__DO THIS__: Skip the pictures and repeat each line of the data exactly.
::::
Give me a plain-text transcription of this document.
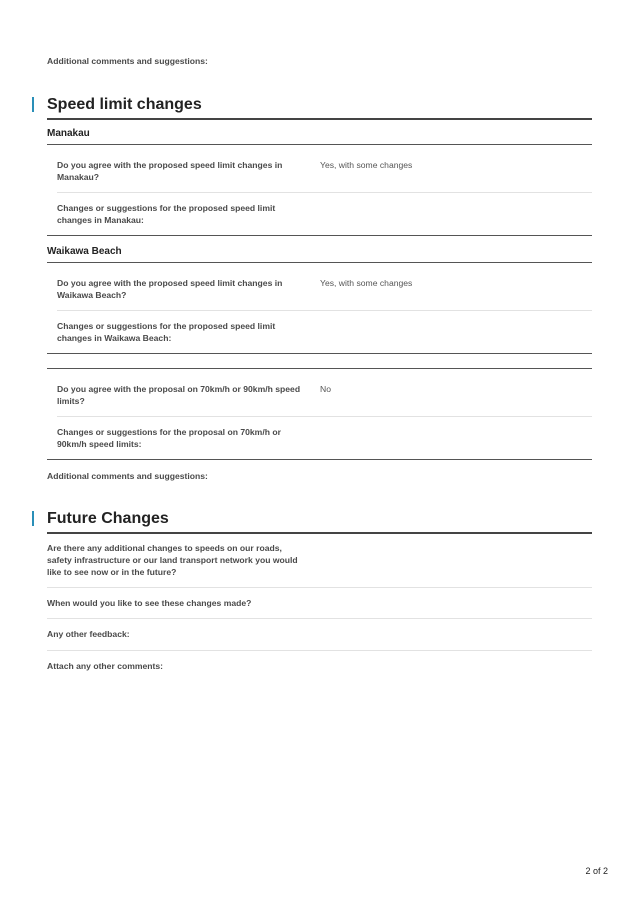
Additional comments and suggestions:
Speed limit changes
Manakau
Do you agree with the proposed speed limit changes in Manakau?
Yes, with some changes
Changes or suggestions for the proposed speed limit changes in Manakau:
Waikawa Beach
Do you agree with the proposed speed limit changes in Waikawa Beach?
Yes, with some changes
Changes or suggestions for the proposed speed limit changes in Waikawa Beach:
Do you agree with the proposal on 70km/h or 90km/h speed limits?
No
Changes or suggestions for the proposal on 70km/h or 90km/h speed limits:
Additional comments and suggestions:
Future Changes
Are there any additional changes to speeds on our roads, safety infrastructure or our land transport network you would like to see now or in the future?
When would you like to see these changes made?
Any other feedback:
Attach any other comments:
2 of 2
::::
__THE RESPONSE__:
Give me a plain-text transcription of this document.
Additional comments and suggestions:
Speed limit changes
Manakau
Do you agree with the proposed speed limit changes in Manakau?
Yes, with some changes
Changes or suggestions for the proposed speed limit changes in Manakau:
Waikawa Beach
Do you agree with the proposed speed limit changes in Waikawa Beach?
Yes, with some changes
Changes or suggestions for the proposed speed limit changes in Waikawa Beach:
Do you agree with the proposal on 70km/h or 90km/h speed limits?
No
Changes or suggestions for the proposal on 70km/h or 90km/h speed limits:
Additional comments and suggestions:
Future Changes
Are there any additional changes to speeds on our roads, safety infrastructure or our land transport network you would like to see now or in the future?
When would you like to see these changes made?
Any other feedback:
Attach any other comments:
2 of 2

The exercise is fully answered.